Directive:
From the listing below, extract each entry exactly as written, minus the images.

Items:
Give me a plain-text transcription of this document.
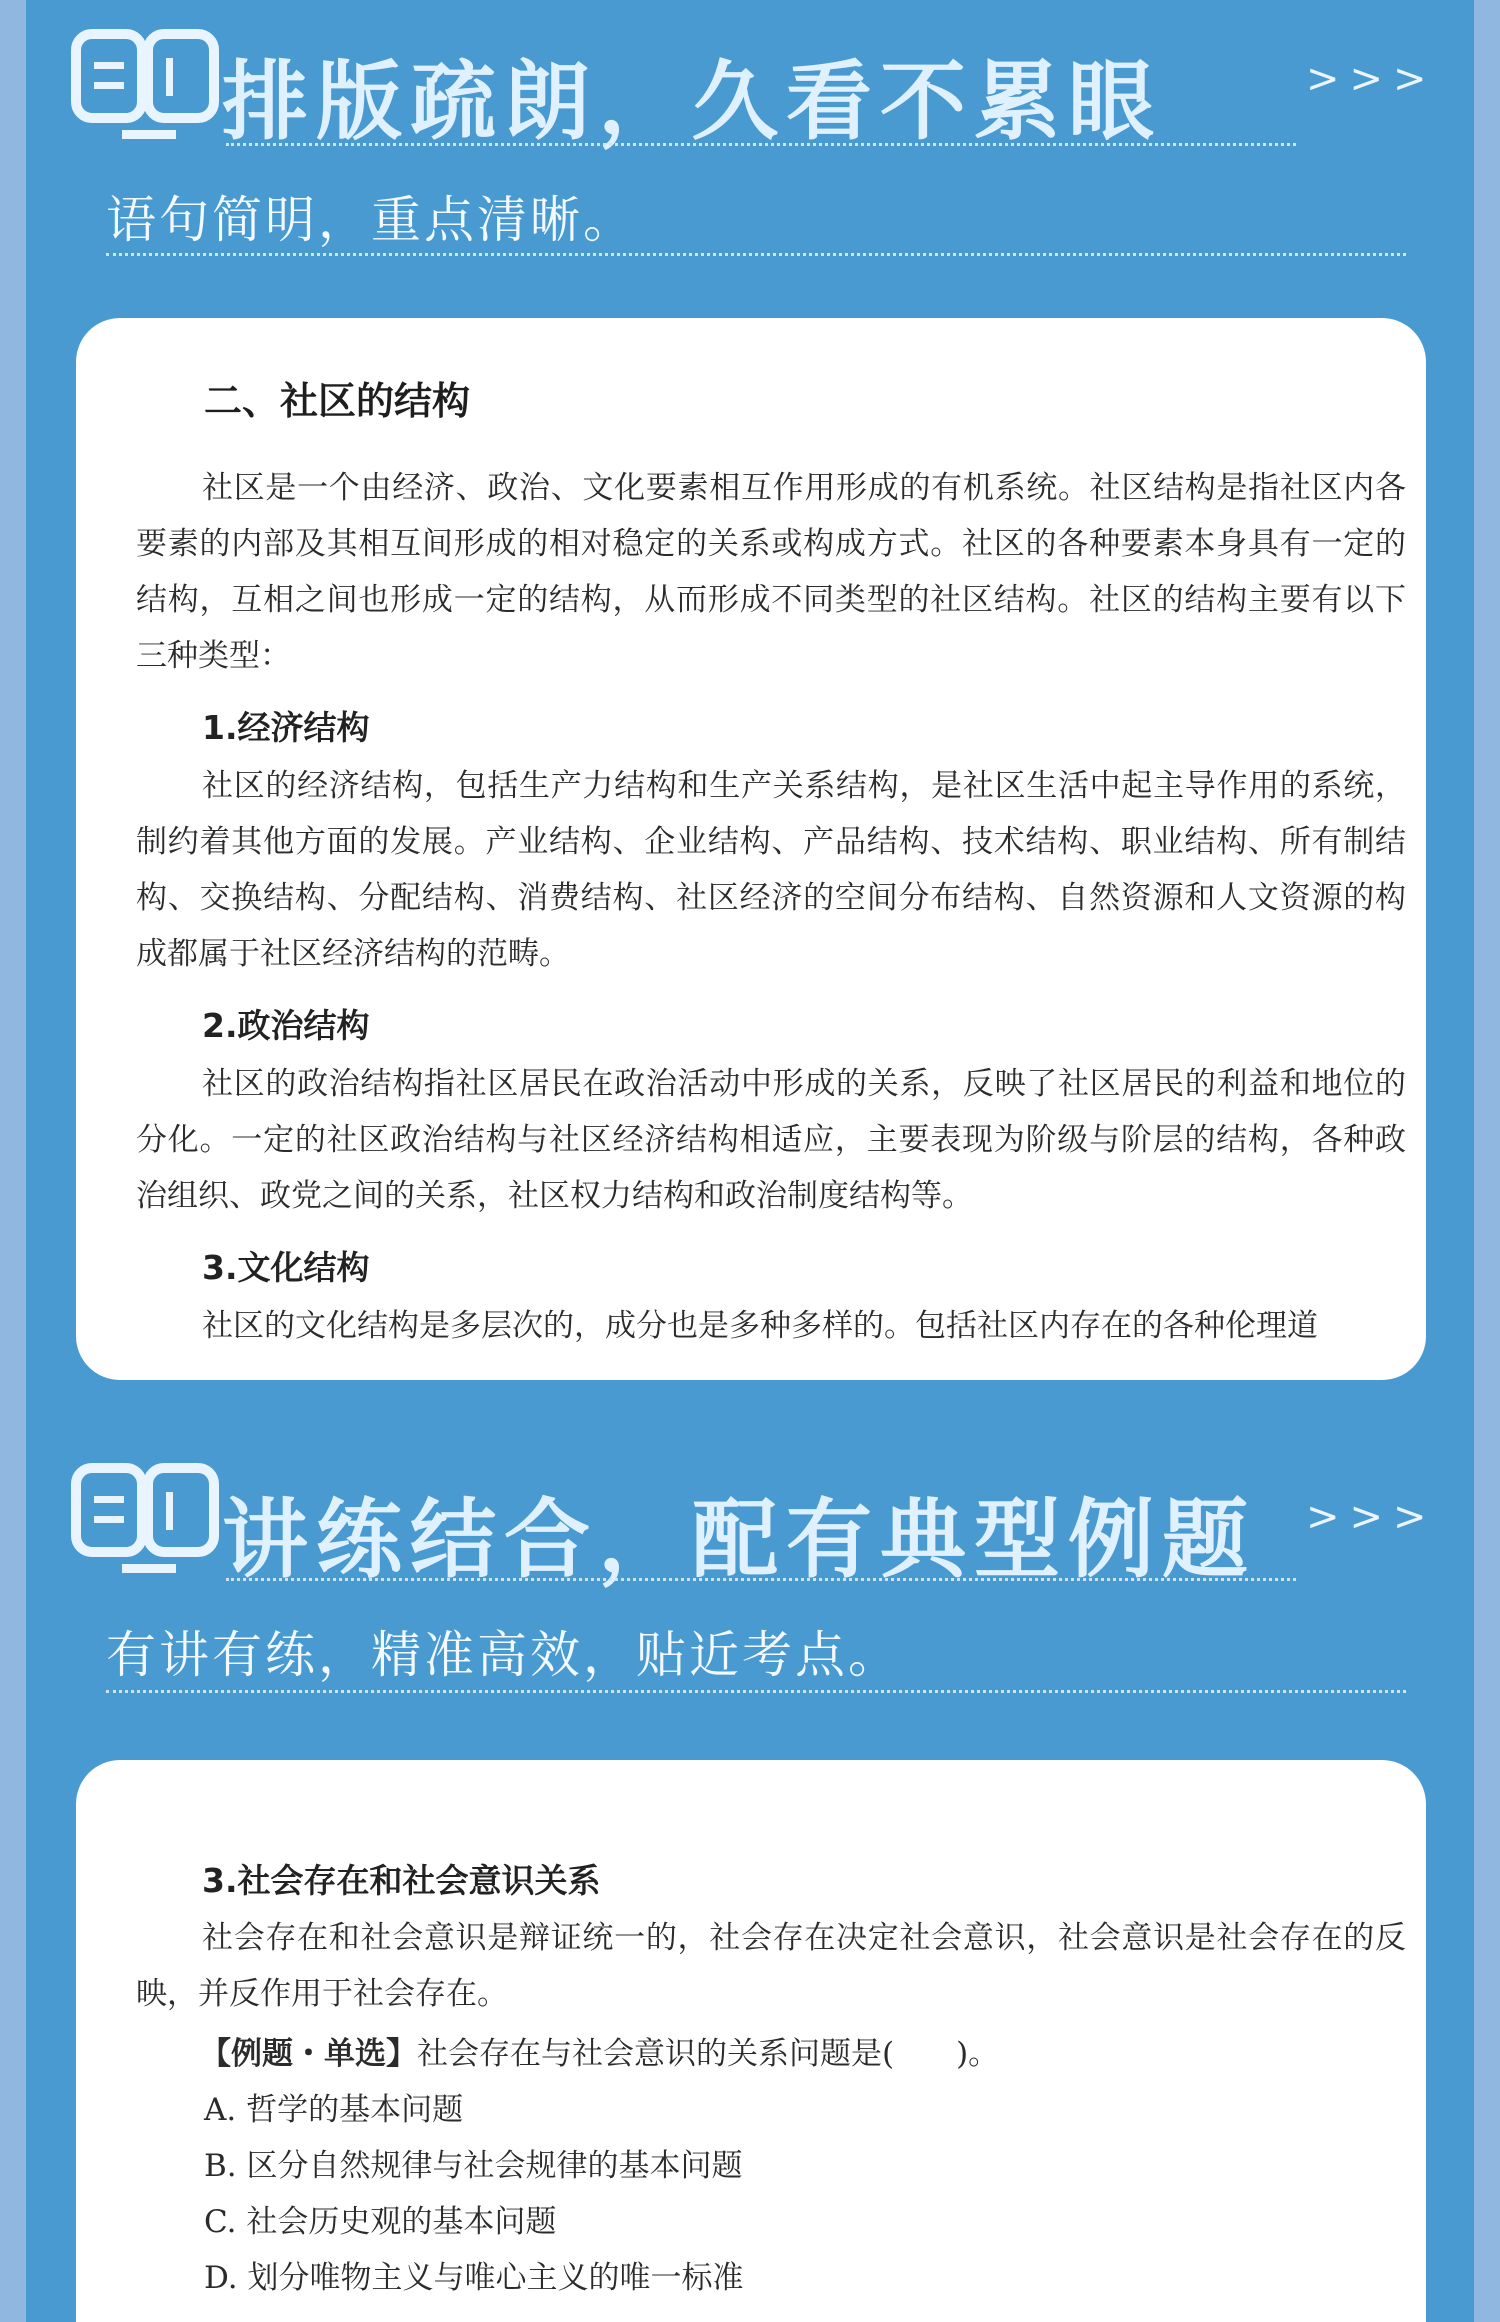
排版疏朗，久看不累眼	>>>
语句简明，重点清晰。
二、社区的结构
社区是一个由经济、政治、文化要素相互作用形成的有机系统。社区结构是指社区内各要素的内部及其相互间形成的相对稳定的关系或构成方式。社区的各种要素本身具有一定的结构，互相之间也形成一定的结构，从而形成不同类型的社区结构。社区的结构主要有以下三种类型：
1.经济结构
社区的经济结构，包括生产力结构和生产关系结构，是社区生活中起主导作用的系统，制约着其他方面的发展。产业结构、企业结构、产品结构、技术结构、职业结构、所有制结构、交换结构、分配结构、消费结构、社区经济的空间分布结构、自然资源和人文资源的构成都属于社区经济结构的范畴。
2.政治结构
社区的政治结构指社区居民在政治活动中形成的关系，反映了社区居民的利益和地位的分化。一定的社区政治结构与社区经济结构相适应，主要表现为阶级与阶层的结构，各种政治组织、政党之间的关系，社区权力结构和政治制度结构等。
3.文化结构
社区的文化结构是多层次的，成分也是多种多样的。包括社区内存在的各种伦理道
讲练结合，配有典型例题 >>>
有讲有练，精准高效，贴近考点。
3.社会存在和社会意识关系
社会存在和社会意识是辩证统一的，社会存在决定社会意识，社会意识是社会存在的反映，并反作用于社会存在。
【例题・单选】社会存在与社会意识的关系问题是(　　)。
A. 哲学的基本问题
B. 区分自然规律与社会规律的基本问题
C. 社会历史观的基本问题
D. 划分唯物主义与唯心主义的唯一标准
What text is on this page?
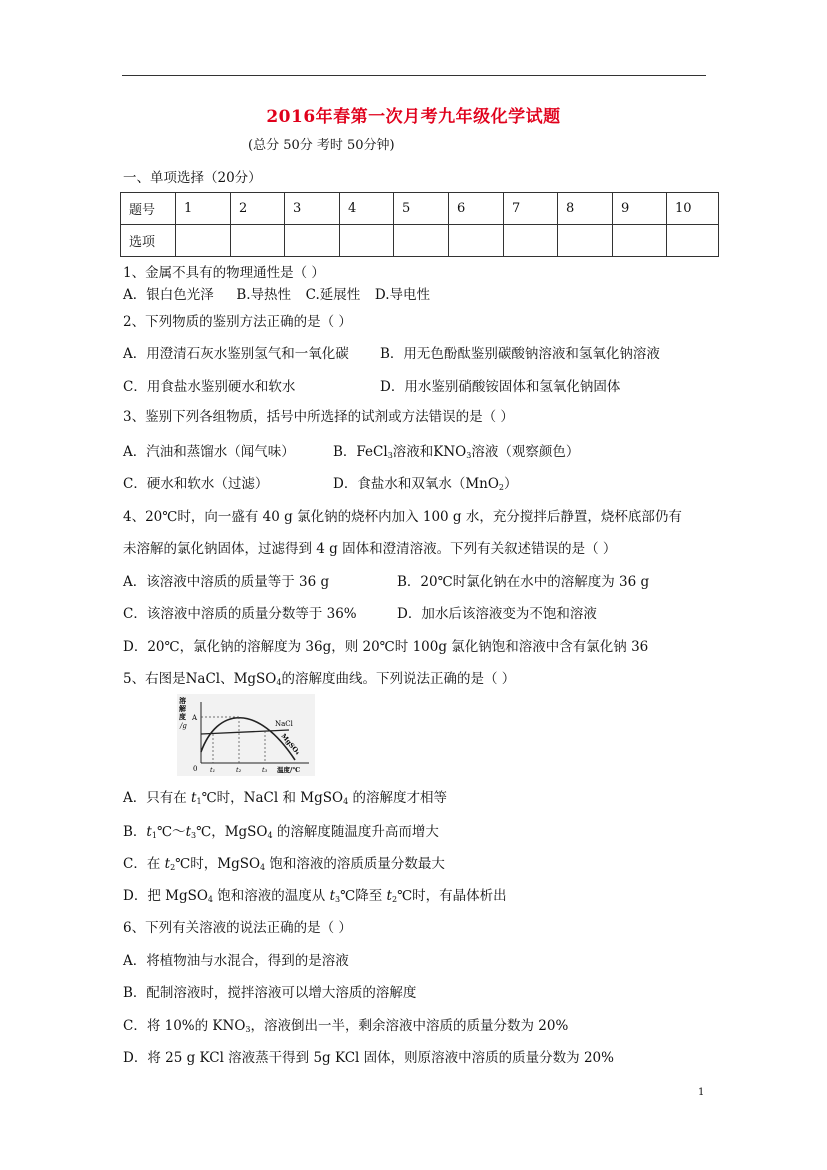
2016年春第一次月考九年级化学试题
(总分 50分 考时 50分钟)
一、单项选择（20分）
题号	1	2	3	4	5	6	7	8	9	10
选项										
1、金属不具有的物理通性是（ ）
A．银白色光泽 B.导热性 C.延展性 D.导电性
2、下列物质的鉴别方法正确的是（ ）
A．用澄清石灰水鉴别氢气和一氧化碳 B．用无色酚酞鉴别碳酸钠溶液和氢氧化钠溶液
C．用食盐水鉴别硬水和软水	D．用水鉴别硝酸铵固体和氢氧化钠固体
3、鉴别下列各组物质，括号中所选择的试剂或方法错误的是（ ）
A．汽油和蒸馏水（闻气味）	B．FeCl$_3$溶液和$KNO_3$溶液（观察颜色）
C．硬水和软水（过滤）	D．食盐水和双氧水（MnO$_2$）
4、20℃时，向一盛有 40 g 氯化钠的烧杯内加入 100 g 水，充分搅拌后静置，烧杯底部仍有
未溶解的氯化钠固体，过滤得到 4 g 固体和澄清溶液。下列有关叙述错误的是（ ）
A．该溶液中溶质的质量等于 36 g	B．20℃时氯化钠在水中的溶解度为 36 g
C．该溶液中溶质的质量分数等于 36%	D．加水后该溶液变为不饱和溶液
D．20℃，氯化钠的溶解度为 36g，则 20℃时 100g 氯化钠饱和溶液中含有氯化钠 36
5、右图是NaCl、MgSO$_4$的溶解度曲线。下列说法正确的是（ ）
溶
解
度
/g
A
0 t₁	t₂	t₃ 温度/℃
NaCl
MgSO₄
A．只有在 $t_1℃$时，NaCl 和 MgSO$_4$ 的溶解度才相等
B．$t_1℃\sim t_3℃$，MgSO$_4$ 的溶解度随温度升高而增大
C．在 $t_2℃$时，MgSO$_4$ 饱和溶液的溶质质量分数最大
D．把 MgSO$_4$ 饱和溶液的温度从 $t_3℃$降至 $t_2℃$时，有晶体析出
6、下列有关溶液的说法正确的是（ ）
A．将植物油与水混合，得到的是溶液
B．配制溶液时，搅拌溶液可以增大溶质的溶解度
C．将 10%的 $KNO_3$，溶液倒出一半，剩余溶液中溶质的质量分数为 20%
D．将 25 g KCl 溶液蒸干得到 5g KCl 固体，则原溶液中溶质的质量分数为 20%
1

Worked answer:
Give me a plain-text transcription of this document.
排版疏朗，久看不累眼	>>>
语句简明，重点清晰。
二、社区的结构
社区是一个由经济、政治、文化要素相互作用形成的有机系统。社区结构是指社区内各要素的内部及其相互间形成的相对稳定的关系或构成方式。社区的各种要素本身具有一定的结构，互相之间也形成一定的结构，从而形成不同类型的社区结构。社区的结构主要有以下三种类型：
1.经济结构
社区的经济结构，包括生产力结构和生产关系结构，是社区生活中起主导作用的系统，制约着其他方面的发展。产业结构、企业结构、产品结构、技术结构、职业结构、所有制结构、交换结构、分配结构、消费结构、社区经济的空间分布结构、自然资源和人文资源的构成都属于社区经济结构的范畴。
2.政治结构
社区的政治结构指社区居民在政治活动中形成的关系，反映了社区居民的利益和地位的分化。一定的社区政治结构与社区经济结构相适应，主要表现为阶级与阶层的结构，各种政治组织、政党之间的关系，社区权力结构和政治制度结构等。
3.文化结构
社区的文化结构是多层次的，成分也是多种多样的。包括社区内存在的各种伦理道
讲练结合，配有典型例题 >>>
有讲有练，精准高效，贴近考点。
3.社会存在和社会意识关系
社会存在和社会意识是辩证统一的，社会存在决定社会意识，社会意识是社会存在的反映，并反作用于社会存在。
【例题・单选】社会存在与社会意识的关系问题是(　　)。
A. 哲学的基本问题
B. 区分自然规律与社会规律的基本问题
C. 社会历史观的基本问题
D. 划分唯物主义与唯心主义的唯一标准
What text is on this page?
2016年春第一次月考九年级化学试题
(总分 50分 考时 50分钟)
一、单项选择（20分）
题号	1	2	3	4	5	6	7	8	9	10
选项										
1、金属不具有的物理通性是（ ）
A．银白色光泽 B.导热性 C.延展性 D.导电性
2、下列物质的鉴别方法正确的是（ ）
A．用澄清石灰水鉴别氢气和一氧化碳 B．用无色酚酞鉴别碳酸钠溶液和氢氧化钠溶液
C．用食盐水鉴别硬水和软水	D．用水鉴别硝酸铵固体和氢氧化钠固体
3、鉴别下列各组物质，括号中所选择的试剂或方法错误的是（ ）
A．汽油和蒸馏水（闻气味）	B．FeCl$_3$溶液和$KNO_3$溶液（观察颜色）
C．硬水和软水（过滤）	D．食盐水和双氧水（MnO$_2$）
4、20℃时，向一盛有 40 g 氯化钠的烧杯内加入 100 g 水，充分搅拌后静置，烧杯底部仍有
未溶解的氯化钠固体，过滤得到 4 g 固体和澄清溶液。下列有关叙述错误的是（ ）
A．该溶液中溶质的质量等于 36 g	B．20℃时氯化钠在水中的溶解度为 36 g
C．该溶液中溶质的质量分数等于 36%	D．加水后该溶液变为不饱和溶液
D．20℃，氯化钠的溶解度为 36g，则 20℃时 100g 氯化钠饱和溶液中含有氯化钠 36
5、右图是NaCl、MgSO$_4$的溶解度曲线。下列说法正确的是（ ）
溶
解
度
/g
A
0 t₁	t₂	t₃ 温度/℃
NaCl
MgSO₄
A．只有在 $t_1℃$时，NaCl 和 MgSO$_4$ 的溶解度才相等
B．$t_1℃\sim t_3℃$，MgSO$_4$ 的溶解度随温度升高而增大
C．在 $t_2℃$时，MgSO$_4$ 饱和溶液的溶质质量分数最大
D．把 MgSO$_4$ 饱和溶液的温度从 $t_3℃$降至 $t_2℃$时，有晶体析出
6、下列有关溶液的说法正确的是（ ）
A．将植物油与水混合，得到的是溶液
B．配制溶液时，搅拌溶液可以增大溶质的溶解度
C．将 10%的 $KNO_3$，溶液倒出一半，剩余溶液中溶质的质量分数为 20%
D．将 25 g KCl 溶液蒸干得到 5g KCl 固体，则原溶液中溶质的质量分数为 20%
1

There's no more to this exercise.